(Dataset items)
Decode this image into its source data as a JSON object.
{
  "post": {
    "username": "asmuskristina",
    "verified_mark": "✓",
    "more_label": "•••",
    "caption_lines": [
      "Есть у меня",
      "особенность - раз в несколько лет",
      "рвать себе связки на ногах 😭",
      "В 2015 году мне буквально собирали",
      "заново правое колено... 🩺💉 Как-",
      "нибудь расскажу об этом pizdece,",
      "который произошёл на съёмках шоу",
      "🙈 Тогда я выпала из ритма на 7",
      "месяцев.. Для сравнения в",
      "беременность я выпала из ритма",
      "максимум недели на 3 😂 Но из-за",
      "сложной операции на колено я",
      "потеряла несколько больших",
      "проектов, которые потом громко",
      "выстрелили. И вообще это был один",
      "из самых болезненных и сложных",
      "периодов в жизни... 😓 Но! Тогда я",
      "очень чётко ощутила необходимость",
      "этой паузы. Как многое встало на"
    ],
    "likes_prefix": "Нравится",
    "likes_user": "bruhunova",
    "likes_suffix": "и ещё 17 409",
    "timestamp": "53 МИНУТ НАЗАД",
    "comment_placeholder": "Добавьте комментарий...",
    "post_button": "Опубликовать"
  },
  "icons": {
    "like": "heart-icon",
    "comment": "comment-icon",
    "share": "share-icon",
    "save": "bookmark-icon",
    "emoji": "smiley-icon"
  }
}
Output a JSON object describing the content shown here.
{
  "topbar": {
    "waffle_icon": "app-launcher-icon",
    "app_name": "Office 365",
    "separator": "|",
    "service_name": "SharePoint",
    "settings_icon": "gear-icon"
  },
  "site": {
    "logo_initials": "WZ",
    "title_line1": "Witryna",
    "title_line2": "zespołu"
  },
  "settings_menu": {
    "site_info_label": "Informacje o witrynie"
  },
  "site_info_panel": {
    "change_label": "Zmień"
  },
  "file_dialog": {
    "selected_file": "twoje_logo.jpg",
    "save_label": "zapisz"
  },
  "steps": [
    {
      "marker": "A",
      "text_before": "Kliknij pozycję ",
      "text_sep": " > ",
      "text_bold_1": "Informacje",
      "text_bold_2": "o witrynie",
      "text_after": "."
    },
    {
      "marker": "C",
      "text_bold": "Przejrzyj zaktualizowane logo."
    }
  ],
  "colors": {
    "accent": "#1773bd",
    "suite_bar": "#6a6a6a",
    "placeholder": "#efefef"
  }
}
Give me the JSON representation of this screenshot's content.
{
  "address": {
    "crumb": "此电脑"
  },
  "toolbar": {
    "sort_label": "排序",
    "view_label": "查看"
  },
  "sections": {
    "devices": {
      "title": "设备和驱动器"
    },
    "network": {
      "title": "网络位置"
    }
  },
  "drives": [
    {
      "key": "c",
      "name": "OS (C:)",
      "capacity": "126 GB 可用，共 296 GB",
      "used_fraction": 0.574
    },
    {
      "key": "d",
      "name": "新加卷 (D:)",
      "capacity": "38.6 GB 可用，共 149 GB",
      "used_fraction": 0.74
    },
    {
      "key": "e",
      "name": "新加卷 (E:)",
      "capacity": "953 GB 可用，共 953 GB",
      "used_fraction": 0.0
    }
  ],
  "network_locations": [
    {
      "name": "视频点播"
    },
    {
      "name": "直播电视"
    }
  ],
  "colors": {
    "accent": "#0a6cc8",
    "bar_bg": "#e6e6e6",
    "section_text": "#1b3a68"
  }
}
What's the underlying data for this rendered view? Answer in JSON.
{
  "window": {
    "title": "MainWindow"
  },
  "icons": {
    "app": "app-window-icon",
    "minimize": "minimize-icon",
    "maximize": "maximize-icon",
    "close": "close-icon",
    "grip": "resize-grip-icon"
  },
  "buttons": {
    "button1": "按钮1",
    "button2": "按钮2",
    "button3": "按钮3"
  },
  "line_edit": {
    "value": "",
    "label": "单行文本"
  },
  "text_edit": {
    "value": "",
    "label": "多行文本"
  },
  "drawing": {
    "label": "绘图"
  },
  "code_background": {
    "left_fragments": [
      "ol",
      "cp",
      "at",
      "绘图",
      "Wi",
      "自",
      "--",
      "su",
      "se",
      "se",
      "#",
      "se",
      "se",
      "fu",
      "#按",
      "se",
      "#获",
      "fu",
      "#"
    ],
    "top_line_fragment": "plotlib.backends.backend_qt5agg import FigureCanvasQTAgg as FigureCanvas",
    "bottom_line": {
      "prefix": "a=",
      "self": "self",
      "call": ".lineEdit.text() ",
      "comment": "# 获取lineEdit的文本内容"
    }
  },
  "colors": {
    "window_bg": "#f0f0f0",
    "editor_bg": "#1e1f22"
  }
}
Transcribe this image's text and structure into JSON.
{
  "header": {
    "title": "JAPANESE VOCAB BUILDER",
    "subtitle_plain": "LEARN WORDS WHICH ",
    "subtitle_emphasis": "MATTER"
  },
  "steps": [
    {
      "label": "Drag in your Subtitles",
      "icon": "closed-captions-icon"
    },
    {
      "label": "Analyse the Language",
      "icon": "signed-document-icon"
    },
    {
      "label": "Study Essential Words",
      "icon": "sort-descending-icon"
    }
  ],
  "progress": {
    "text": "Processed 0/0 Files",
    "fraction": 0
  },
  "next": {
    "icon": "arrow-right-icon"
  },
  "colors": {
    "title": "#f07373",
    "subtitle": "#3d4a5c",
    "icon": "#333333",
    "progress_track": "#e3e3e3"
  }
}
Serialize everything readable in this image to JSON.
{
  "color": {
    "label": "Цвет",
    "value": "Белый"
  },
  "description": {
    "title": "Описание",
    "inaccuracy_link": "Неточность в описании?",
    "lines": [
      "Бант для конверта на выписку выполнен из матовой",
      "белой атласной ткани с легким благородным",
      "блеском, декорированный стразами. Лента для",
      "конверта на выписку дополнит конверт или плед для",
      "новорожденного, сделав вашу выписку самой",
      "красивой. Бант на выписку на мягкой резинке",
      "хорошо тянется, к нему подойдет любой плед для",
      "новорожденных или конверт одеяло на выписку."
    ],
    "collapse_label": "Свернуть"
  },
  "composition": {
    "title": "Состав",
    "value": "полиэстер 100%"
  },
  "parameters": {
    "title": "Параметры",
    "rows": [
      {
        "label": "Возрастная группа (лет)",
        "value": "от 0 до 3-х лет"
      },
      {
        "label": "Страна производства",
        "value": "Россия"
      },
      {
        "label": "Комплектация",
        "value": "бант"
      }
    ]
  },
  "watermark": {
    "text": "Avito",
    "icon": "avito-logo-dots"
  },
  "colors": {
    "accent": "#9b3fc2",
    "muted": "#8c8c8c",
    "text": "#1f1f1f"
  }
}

### REQUIRED WORK
Quote the whole listing above, leaving nothing out.

### THE ANSWER
Decode this image into its source data as a JSON object.
{
  "post": {
    "username": "asmuskristina",
    "verified_mark": "✓",
    "more_label": "•••",
    "caption_lines": [
      "Есть у меня",
      "особенность - раз в несколько лет",
      "рвать себе связки на ногах 😭",
      "В 2015 году мне буквально собирали",
      "заново правое колено... 🩺💉 Как-",
      "нибудь расскажу об этом pizdece,",
      "который произошёл на съёмках шоу",
      "🙈 Тогда я выпала из ритма на 7",
      "месяцев.. Для сравнения в",
      "беременность я выпала из ритма",
      "максимум недели на 3 😂 Но из-за",
      "сложной операции на колено я",
      "потеряла несколько больших",
      "проектов, которые потом громко",
      "выстрелили. И вообще это был один",
      "из самых болезненных и сложных",
      "периодов в жизни... 😓 Но! Тогда я",
      "очень чётко ощутила необходимость",
      "этой паузы. Как многое встало на"
    ],
    "likes_prefix": "Нравится",
    "likes_user": "bruhunova",
    "likes_suffix": "и ещё 17 409",
    "timestamp": "53 МИНУТ НАЗАД",
    "comment_placeholder": "Добавьте комментарий...",
    "post_button": "Опубликовать"
  },
  "icons": {
    "like": "heart-icon",
    "comment": "comment-icon",
    "share": "share-icon",
    "save": "bookmark-icon",
    "emoji": "smiley-icon"
  }
}
Output a JSON object describing the content shown here.
{
  "topbar": {
    "waffle_icon": "app-launcher-icon",
    "app_name": "Office 365",
    "separator": "|",
    "service_name": "SharePoint",
    "settings_icon": "gear-icon"
  },
  "site": {
    "logo_initials": "WZ",
    "title_line1": "Witryna",
    "title_line2": "zespołu"
  },
  "settings_menu": {
    "site_info_label": "Informacje o witrynie"
  },
  "site_info_panel": {
    "change_label": "Zmień"
  },
  "file_dialog": {
    "selected_file": "twoje_logo.jpg",
    "save_label": "zapisz"
  },
  "steps": [
    {
      "marker": "A",
      "text_before": "Kliknij pozycję ",
      "text_sep": " > ",
      "text_bold_1": "Informacje",
      "text_bold_2": "o witrynie",
      "text_after": "."
    },
    {
      "marker": "C",
      "text_bold": "Przejrzyj zaktualizowane logo."
    }
  ],
  "colors": {
    "accent": "#1773bd",
    "suite_bar": "#6a6a6a",
    "placeholder": "#efefef"
  }
}
Give me the JSON representation of this screenshot's content.
{
  "address": {
    "crumb": "此电脑"
  },
  "toolbar": {
    "sort_label": "排序",
    "view_label": "查看"
  },
  "sections": {
    "devices": {
      "title": "设备和驱动器"
    },
    "network": {
      "title": "网络位置"
    }
  },
  "drives": [
    {
      "key": "c",
      "name": "OS (C:)",
      "capacity": "126 GB 可用，共 296 GB",
      "used_fraction": 0.574
    },
    {
      "key": "d",
      "name": "新加卷 (D:)",
      "capacity": "38.6 GB 可用，共 149 GB",
      "used_fraction": 0.74
    },
    {
      "key": "e",
      "name": "新加卷 (E:)",
      "capacity": "953 GB 可用，共 953 GB",
      "used_fraction": 0.0
    }
  ],
  "network_locations": [
    {
      "name": "视频点播"
    },
    {
      "name": "直播电视"
    }
  ],
  "colors": {
    "accent": "#0a6cc8",
    "bar_bg": "#e6e6e6",
    "section_text": "#1b3a68"
  }
}
What's the underlying data for this rendered view? Answer in JSON.
{
  "window": {
    "title": "MainWindow"
  },
  "icons": {
    "app": "app-window-icon",
    "minimize": "minimize-icon",
    "maximize": "maximize-icon",
    "close": "close-icon",
    "grip": "resize-grip-icon"
  },
  "buttons": {
    "button1": "按钮1",
    "button2": "按钮2",
    "button3": "按钮3"
  },
  "line_edit": {
    "value": "",
    "label": "单行文本"
  },
  "text_edit": {
    "value": "",
    "label": "多行文本"
  },
  "drawing": {
    "label": "绘图"
  },
  "code_background": {
    "left_fragments": [
      "ol",
      "cp",
      "at",
      "绘图",
      "Wi",
      "自",
      "--",
      "su",
      "se",
      "se",
      "#",
      "se",
      "se",
      "fu",
      "#按",
      "se",
      "#获",
      "fu",
      "#"
    ],
    "top_line_fragment": "plotlib.backends.backend_qt5agg import FigureCanvasQTAgg as FigureCanvas",
    "bottom_line": {
      "prefix": "a=",
      "self": "self",
      "call": ".lineEdit.text() ",
      "comment": "# 获取lineEdit的文本内容"
    }
  },
  "colors": {
    "window_bg": "#f0f0f0",
    "editor_bg": "#1e1f22"
  }
}
Transcribe this image's text and structure into JSON.
{
  "header": {
    "title": "JAPANESE VOCAB BUILDER",
    "subtitle_plain": "LEARN WORDS WHICH ",
    "subtitle_emphasis": "MATTER"
  },
  "steps": [
    {
      "label": "Drag in your Subtitles",
      "icon": "closed-captions-icon"
    },
    {
      "label": "Analyse the Language",
      "icon": "signed-document-icon"
    },
    {
      "label": "Study Essential Words",
      "icon": "sort-descending-icon"
    }
  ],
  "progress": {
    "text": "Processed 0/0 Files",
    "fraction": 0
  },
  "next": {
    "icon": "arrow-right-icon"
  },
  "colors": {
    "title": "#f07373",
    "subtitle": "#3d4a5c",
    "icon": "#333333",
    "progress_track": "#e3e3e3"
  }
}
Serialize everything readable in this image to JSON.
{
  "color": {
    "label": "Цвет",
    "value": "Белый"
  },
  "description": {
    "title": "Описание",
    "inaccuracy_link": "Неточность в описании?",
    "lines": [
      "Бант для конверта на выписку выполнен из матовой",
      "белой атласной ткани с легким благородным",
      "блеском, декорированный стразами. Лента для",
      "конверта на выписку дополнит конверт или плед для",
      "новорожденного, сделав вашу выписку самой",
      "красивой. Бант на выписку на мягкой резинке",
      "хорошо тянется, к нему подойдет любой плед для",
      "новорожденных или конверт одеяло на выписку."
    ],
    "collapse_label": "Свернуть"
  },
  "composition": {
    "title": "Состав",
    "value": "полиэстер 100%"
  },
  "parameters": {
    "title": "Параметры",
    "rows": [
      {
        "label": "Возрастная группа (лет)",
        "value": "от 0 до 3-х лет"
      },
      {
        "label": "Страна производства",
        "value": "Россия"
      },
      {
        "label": "Комплектация",
        "value": "бант"
      }
    ]
  },
  "watermark": {
    "text": "Avito",
    "icon": "avito-logo-dots"
  },
  "colors": {
    "accent": "#9b3fc2",
    "muted": "#8c8c8c",
    "text": "#1f1f1f"
  }
}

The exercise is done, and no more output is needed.